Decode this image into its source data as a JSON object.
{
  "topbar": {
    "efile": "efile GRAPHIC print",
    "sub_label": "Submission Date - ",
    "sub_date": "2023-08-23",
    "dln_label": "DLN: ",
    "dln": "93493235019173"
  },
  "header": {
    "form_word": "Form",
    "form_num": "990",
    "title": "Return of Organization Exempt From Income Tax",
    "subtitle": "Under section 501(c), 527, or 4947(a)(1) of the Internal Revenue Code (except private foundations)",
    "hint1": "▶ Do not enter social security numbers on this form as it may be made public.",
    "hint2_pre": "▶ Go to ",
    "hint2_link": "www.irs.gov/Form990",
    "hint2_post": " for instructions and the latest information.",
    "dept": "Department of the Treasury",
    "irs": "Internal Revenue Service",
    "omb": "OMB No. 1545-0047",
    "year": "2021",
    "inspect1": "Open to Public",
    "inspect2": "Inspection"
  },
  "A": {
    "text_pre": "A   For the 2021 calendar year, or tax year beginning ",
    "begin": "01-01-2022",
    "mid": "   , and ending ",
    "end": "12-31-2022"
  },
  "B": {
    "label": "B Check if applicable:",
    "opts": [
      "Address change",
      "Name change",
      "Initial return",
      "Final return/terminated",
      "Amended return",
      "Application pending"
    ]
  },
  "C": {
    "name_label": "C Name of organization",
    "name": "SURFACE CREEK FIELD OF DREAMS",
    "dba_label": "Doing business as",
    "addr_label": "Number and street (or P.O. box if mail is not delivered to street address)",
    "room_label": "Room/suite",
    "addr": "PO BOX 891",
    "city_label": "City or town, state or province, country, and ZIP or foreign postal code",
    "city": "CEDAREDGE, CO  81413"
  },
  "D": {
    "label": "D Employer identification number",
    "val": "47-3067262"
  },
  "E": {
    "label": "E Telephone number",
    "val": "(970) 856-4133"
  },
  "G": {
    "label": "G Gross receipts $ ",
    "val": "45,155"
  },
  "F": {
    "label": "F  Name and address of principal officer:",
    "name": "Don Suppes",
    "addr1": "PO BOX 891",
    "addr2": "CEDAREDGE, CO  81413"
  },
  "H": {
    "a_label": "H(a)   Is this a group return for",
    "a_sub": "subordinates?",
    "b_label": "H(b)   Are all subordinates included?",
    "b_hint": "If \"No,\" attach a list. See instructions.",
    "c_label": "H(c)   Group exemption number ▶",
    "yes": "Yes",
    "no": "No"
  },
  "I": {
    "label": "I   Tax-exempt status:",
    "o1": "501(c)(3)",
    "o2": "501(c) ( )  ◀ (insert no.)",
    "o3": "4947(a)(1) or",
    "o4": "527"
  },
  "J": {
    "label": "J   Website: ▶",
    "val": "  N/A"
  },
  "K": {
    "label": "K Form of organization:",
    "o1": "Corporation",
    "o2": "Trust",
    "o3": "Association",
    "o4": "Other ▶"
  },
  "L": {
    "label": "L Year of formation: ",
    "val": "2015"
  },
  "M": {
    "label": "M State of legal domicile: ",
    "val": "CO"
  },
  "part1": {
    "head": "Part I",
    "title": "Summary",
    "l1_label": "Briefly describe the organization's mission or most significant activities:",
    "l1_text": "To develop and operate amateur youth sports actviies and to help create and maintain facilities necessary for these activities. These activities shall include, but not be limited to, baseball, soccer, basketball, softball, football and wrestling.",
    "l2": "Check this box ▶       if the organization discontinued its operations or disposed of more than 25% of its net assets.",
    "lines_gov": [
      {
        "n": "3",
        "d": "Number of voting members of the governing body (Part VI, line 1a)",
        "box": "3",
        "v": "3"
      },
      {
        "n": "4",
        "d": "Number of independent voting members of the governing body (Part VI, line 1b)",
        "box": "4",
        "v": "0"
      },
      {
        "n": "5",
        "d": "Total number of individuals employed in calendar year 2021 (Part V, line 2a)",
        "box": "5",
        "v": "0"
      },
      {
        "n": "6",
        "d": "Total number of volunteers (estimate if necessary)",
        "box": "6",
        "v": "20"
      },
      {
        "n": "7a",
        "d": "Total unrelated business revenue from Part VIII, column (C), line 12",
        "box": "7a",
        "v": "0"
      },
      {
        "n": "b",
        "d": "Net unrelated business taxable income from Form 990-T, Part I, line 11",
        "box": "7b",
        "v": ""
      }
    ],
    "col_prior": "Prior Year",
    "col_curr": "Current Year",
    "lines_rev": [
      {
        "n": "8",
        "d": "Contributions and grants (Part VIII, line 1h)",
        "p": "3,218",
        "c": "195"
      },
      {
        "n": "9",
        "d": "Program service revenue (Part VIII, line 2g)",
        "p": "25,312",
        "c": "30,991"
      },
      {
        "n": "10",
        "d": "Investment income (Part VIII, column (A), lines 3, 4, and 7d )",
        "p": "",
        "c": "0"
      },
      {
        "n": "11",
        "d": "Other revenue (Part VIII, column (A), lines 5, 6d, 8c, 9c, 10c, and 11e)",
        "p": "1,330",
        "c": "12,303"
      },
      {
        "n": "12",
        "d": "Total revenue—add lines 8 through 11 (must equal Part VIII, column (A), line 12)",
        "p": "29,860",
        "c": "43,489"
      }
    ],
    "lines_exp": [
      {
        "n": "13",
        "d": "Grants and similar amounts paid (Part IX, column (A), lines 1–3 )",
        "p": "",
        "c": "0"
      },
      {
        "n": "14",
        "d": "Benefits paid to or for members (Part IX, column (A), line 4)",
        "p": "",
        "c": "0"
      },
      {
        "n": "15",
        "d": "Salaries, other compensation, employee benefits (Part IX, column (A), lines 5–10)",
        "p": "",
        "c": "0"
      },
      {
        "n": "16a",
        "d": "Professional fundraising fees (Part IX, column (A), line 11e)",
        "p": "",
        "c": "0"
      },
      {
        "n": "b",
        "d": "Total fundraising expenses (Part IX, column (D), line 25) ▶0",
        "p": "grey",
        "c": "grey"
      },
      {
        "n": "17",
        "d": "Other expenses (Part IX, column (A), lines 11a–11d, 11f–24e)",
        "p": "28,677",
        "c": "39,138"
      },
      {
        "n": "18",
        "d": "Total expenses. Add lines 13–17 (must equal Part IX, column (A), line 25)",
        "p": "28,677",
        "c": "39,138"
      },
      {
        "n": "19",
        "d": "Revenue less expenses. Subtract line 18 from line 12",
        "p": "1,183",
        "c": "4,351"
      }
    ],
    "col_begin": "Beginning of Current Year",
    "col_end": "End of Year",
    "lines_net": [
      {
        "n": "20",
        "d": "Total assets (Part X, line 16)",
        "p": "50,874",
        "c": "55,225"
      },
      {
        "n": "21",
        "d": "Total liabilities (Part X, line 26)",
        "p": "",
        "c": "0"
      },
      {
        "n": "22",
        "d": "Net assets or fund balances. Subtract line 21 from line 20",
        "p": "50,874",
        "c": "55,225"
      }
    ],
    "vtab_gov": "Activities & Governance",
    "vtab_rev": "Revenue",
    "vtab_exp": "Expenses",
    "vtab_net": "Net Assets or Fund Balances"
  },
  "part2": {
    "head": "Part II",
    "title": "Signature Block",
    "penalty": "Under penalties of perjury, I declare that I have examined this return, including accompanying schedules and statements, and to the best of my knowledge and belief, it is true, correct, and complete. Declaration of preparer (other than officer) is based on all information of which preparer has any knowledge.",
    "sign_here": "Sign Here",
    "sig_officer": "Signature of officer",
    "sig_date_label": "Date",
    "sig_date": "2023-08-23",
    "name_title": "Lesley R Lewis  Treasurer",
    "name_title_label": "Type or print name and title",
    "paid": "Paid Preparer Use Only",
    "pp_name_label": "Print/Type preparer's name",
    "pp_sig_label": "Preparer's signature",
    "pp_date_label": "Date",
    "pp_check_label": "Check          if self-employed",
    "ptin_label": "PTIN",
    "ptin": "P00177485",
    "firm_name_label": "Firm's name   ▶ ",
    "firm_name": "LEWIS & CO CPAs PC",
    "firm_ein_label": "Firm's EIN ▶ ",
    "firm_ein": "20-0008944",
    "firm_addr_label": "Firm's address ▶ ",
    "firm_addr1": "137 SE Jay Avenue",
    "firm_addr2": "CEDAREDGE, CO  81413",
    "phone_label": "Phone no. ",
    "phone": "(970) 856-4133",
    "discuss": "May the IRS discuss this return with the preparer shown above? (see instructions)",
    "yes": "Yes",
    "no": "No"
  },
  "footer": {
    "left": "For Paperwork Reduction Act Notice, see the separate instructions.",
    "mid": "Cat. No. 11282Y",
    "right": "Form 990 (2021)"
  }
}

* * * * * * *

— TASK DETAILS —
Locate the lines above that contain "must" and copy them.

— SOLUTION FOR THIS PROBLEM —
        "d": "Total revenue—add lines 8 through 11 (must equal Part VIII, column (A), line 12)",
        "d": "Total expenses. Add lines 13–17 (must equal Part IX, column (A), line 25)",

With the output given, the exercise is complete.